-- Provided records start --

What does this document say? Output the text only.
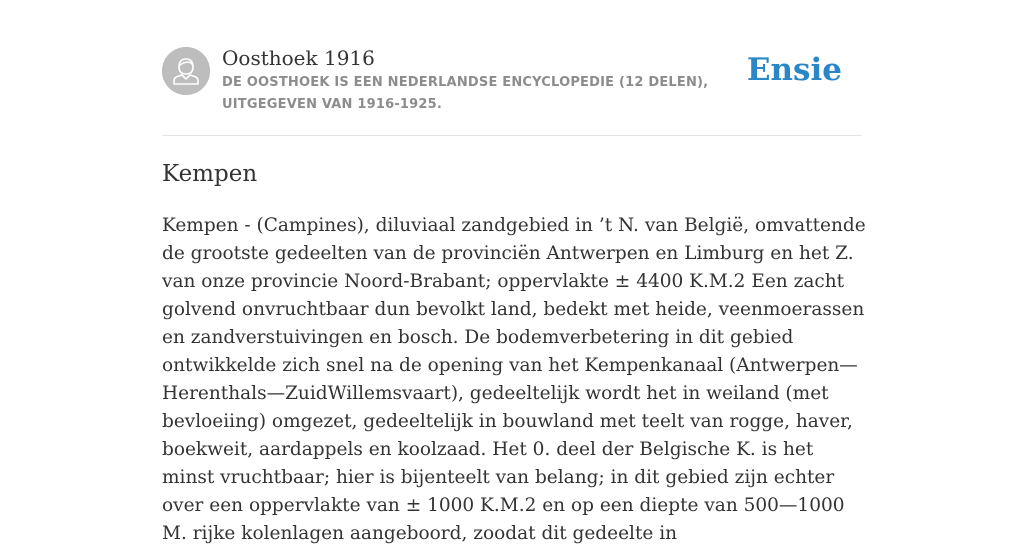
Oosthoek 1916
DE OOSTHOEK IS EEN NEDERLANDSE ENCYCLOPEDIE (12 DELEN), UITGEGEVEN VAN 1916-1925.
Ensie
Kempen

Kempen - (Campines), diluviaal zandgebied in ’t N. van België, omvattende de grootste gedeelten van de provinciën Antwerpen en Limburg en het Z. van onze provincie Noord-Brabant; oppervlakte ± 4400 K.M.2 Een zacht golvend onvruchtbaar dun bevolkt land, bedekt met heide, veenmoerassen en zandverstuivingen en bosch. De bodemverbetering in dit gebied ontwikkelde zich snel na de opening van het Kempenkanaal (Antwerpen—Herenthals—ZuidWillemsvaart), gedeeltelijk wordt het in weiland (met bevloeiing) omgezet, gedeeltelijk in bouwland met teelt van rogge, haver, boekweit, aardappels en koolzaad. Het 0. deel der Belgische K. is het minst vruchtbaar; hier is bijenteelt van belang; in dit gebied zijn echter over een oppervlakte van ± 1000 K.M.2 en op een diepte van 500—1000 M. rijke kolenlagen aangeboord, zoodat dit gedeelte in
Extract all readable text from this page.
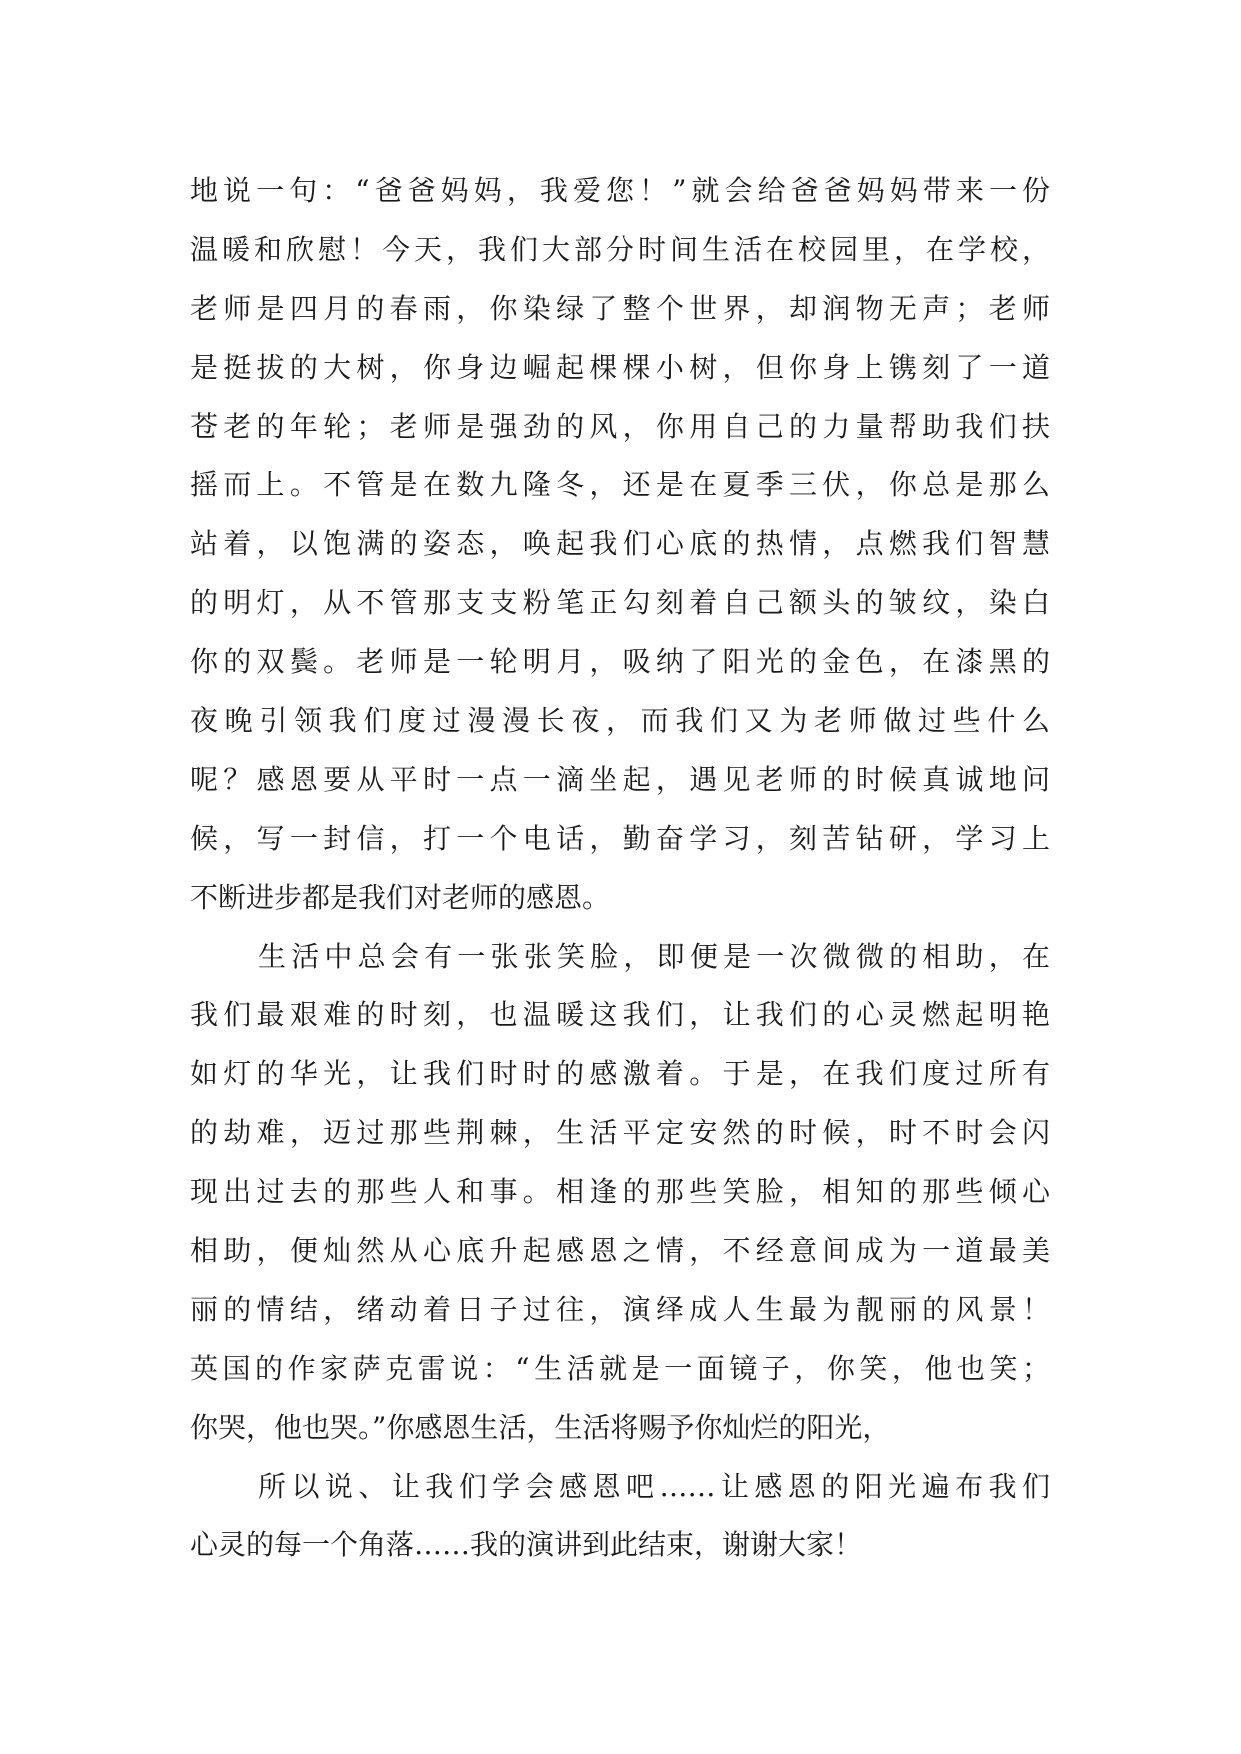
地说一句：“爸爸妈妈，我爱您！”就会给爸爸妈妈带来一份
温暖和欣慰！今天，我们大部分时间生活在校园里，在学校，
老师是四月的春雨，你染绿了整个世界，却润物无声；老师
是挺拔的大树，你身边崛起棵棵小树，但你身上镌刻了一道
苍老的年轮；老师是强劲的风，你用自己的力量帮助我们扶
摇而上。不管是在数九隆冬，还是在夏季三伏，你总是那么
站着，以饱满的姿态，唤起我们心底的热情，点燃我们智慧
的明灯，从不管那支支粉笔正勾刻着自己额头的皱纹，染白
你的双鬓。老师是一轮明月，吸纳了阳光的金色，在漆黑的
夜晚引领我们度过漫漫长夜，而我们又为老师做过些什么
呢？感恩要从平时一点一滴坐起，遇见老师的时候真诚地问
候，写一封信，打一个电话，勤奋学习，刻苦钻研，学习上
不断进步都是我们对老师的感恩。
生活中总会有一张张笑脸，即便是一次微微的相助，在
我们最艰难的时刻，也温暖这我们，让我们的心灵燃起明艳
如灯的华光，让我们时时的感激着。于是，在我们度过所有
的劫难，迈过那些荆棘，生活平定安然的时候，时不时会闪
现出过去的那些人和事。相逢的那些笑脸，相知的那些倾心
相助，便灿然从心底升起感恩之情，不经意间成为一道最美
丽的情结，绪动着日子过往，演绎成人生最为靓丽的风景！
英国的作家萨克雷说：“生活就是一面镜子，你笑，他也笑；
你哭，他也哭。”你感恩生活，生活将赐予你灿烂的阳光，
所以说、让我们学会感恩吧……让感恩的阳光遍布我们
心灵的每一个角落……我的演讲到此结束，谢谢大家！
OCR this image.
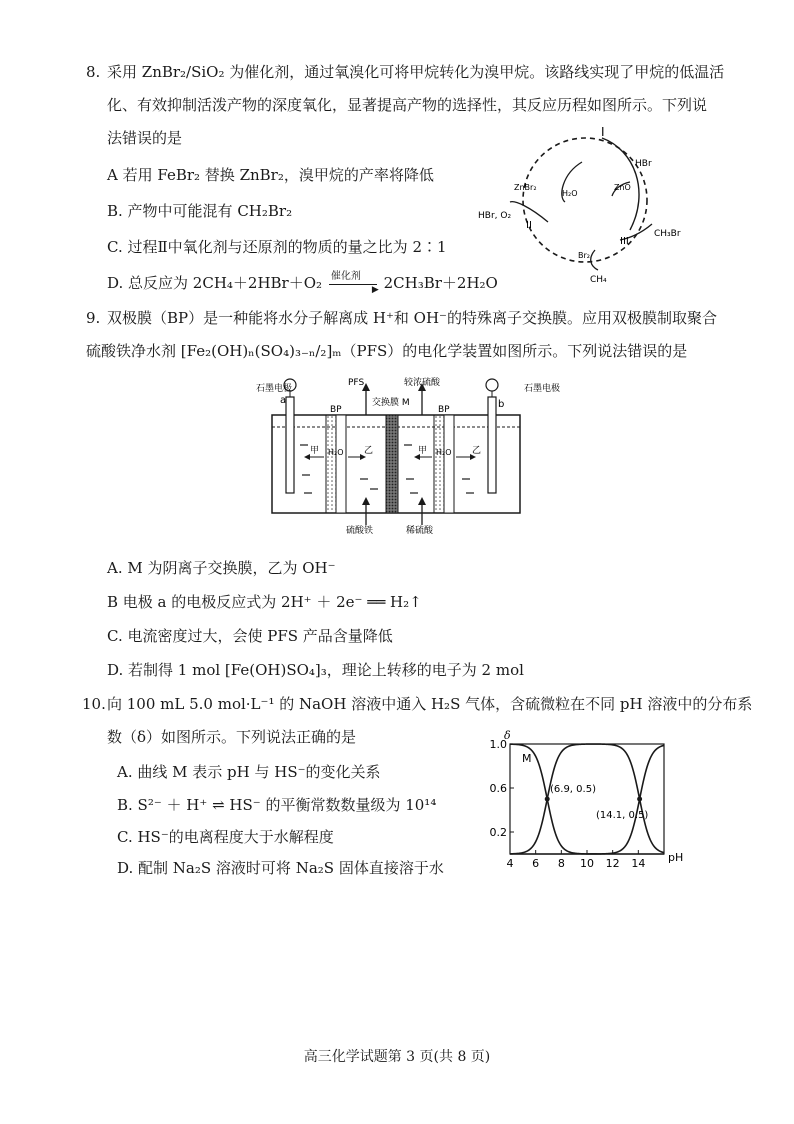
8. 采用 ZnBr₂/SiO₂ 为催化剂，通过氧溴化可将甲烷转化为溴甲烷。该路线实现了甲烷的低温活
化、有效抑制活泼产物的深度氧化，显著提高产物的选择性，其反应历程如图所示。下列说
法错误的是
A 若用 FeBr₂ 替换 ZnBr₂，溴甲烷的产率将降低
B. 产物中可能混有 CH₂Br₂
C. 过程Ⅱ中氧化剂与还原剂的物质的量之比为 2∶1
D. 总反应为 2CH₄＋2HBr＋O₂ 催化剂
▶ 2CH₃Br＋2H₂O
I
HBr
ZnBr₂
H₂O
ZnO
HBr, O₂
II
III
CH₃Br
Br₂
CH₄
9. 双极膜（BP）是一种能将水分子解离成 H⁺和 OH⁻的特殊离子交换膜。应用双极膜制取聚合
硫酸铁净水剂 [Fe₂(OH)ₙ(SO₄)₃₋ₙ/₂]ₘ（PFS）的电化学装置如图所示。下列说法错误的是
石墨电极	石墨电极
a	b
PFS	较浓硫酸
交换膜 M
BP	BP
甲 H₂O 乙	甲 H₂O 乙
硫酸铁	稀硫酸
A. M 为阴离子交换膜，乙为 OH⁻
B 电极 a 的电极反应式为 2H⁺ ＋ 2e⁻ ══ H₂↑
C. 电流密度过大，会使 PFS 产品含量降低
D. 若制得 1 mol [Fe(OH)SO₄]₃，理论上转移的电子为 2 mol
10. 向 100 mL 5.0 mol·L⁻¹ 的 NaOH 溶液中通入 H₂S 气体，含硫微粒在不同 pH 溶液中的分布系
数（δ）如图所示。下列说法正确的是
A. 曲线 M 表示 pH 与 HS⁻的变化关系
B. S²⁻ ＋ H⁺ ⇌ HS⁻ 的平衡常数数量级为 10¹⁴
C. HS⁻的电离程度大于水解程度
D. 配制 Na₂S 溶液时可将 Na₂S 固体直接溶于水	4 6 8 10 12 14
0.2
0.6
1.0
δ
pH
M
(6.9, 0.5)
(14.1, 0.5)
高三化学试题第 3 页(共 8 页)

-- Provided records end --

■ **Task**: All of the material above is to be copied exactly, except for its images.

■ **Final answer**:
What does this document say? Output the text only.
Oosthoek 1916
DE OOSTHOEK IS EEN NEDERLANDSE ENCYCLOPEDIE (12 DELEN), UITGEGEVEN VAN 1916-1925.
Ensie
Kempen

Kempen - (Campines), diluviaal zandgebied in ’t N. van België, omvattende de grootste gedeelten van de provinciën Antwerpen en Limburg en het Z. van onze provincie Noord-Brabant; oppervlakte ± 4400 K.M.2 Een zacht golvend onvruchtbaar dun bevolkt land, bedekt met heide, veenmoerassen en zandverstuivingen en bosch. De bodemverbetering in dit gebied ontwikkelde zich snel na de opening van het Kempenkanaal (Antwerpen—Herenthals—ZuidWillemsvaart), gedeeltelijk wordt het in weiland (met bevloeiing) omgezet, gedeeltelijk in bouwland met teelt van rogge, haver, boekweit, aardappels en koolzaad. Het 0. deel der Belgische K. is het minst vruchtbaar; hier is bijenteelt van belang; in dit gebied zijn echter over een oppervlakte van ± 1000 K.M.2 en op een diepte van 500—1000 M. rijke kolenlagen aangeboord, zoodat dit gedeelte in
Extract all readable text from this page.
地说一句：“爸爸妈妈，我爱您！”就会给爸爸妈妈带来一份
温暖和欣慰！今天，我们大部分时间生活在校园里，在学校，
老师是四月的春雨，你染绿了整个世界，却润物无声；老师
是挺拔的大树，你身边崛起棵棵小树，但你身上镌刻了一道
苍老的年轮；老师是强劲的风，你用自己的力量帮助我们扶
摇而上。不管是在数九隆冬，还是在夏季三伏，你总是那么
站着，以饱满的姿态，唤起我们心底的热情，点燃我们智慧
的明灯，从不管那支支粉笔正勾刻着自己额头的皱纹，染白
你的双鬓。老师是一轮明月，吸纳了阳光的金色，在漆黑的
夜晚引领我们度过漫漫长夜，而我们又为老师做过些什么
呢？感恩要从平时一点一滴坐起，遇见老师的时候真诚地问
候，写一封信，打一个电话，勤奋学习，刻苦钻研，学习上
不断进步都是我们对老师的感恩。
生活中总会有一张张笑脸，即便是一次微微的相助，在
我们最艰难的时刻，也温暖这我们，让我们的心灵燃起明艳
如灯的华光，让我们时时的感激着。于是，在我们度过所有
的劫难，迈过那些荆棘，生活平定安然的时候，时不时会闪
现出过去的那些人和事。相逢的那些笑脸，相知的那些倾心
相助，便灿然从心底升起感恩之情，不经意间成为一道最美
丽的情结，绪动着日子过往，演绎成人生最为靓丽的风景！
英国的作家萨克雷说：“生活就是一面镜子，你笑，他也笑；
你哭，他也哭。”你感恩生活，生活将赐予你灿烂的阳光，
所以说、让我们学会感恩吧……让感恩的阳光遍布我们
心灵的每一个角落……我的演讲到此结束，谢谢大家！
OCR this image.
8. 采用 ZnBr₂/SiO₂ 为催化剂，通过氧溴化可将甲烷转化为溴甲烷。该路线实现了甲烷的低温活
化、有效抑制活泼产物的深度氧化，显著提高产物的选择性，其反应历程如图所示。下列说
法错误的是
A 若用 FeBr₂ 替换 ZnBr₂，溴甲烷的产率将降低
B. 产物中可能混有 CH₂Br₂
C. 过程Ⅱ中氧化剂与还原剂的物质的量之比为 2∶1
D. 总反应为 2CH₄＋2HBr＋O₂ 催化剂
▶ 2CH₃Br＋2H₂O
I
HBr
ZnBr₂
H₂O
ZnO
HBr, O₂
II
III
CH₃Br
Br₂
CH₄
9. 双极膜（BP）是一种能将水分子解离成 H⁺和 OH⁻的特殊离子交换膜。应用双极膜制取聚合
硫酸铁净水剂 [Fe₂(OH)ₙ(SO₄)₃₋ₙ/₂]ₘ（PFS）的电化学装置如图所示。下列说法错误的是
石墨电极	石墨电极
a	b
PFS	较浓硫酸
交换膜 M
BP	BP
甲 H₂O 乙	甲 H₂O 乙
硫酸铁	稀硫酸
A. M 为阴离子交换膜，乙为 OH⁻
B 电极 a 的电极反应式为 2H⁺ ＋ 2e⁻ ══ H₂↑
C. 电流密度过大，会使 PFS 产品含量降低
D. 若制得 1 mol [Fe(OH)SO₄]₃，理论上转移的电子为 2 mol
10. 向 100 mL 5.0 mol·L⁻¹ 的 NaOH 溶液中通入 H₂S 气体，含硫微粒在不同 pH 溶液中的分布系
数（δ）如图所示。下列说法正确的是
A. 曲线 M 表示 pH 与 HS⁻的变化关系
B. S²⁻ ＋ H⁺ ⇌ HS⁻ 的平衡常数数量级为 10¹⁴
C. HS⁻的电离程度大于水解程度
D. 配制 Na₂S 溶液时可将 Na₂S 固体直接溶于水	4 6 8 10 12 14
0.2
0.6
1.0
δ
pH
M
(6.9, 0.5)
(14.1, 0.5)
高三化学试题第 3 页(共 8 页)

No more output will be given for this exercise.